_Problem description_: Count every line in the data below where "name" occurs, then state that number and nothing more.

(Records from a data collection)
:::::

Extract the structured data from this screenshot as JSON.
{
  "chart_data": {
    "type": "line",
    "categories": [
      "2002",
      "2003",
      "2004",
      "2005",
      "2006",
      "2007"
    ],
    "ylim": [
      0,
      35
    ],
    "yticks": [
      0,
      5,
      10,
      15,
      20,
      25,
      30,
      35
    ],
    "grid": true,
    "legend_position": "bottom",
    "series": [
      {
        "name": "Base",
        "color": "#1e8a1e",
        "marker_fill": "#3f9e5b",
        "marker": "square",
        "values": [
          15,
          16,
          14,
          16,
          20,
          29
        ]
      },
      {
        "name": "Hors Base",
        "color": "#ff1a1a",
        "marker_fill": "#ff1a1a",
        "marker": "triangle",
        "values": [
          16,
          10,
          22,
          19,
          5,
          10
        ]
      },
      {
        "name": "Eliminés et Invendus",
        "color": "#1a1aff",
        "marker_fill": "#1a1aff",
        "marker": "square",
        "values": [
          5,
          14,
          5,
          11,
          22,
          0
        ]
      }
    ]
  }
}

:::::

_Exercise answer_: 3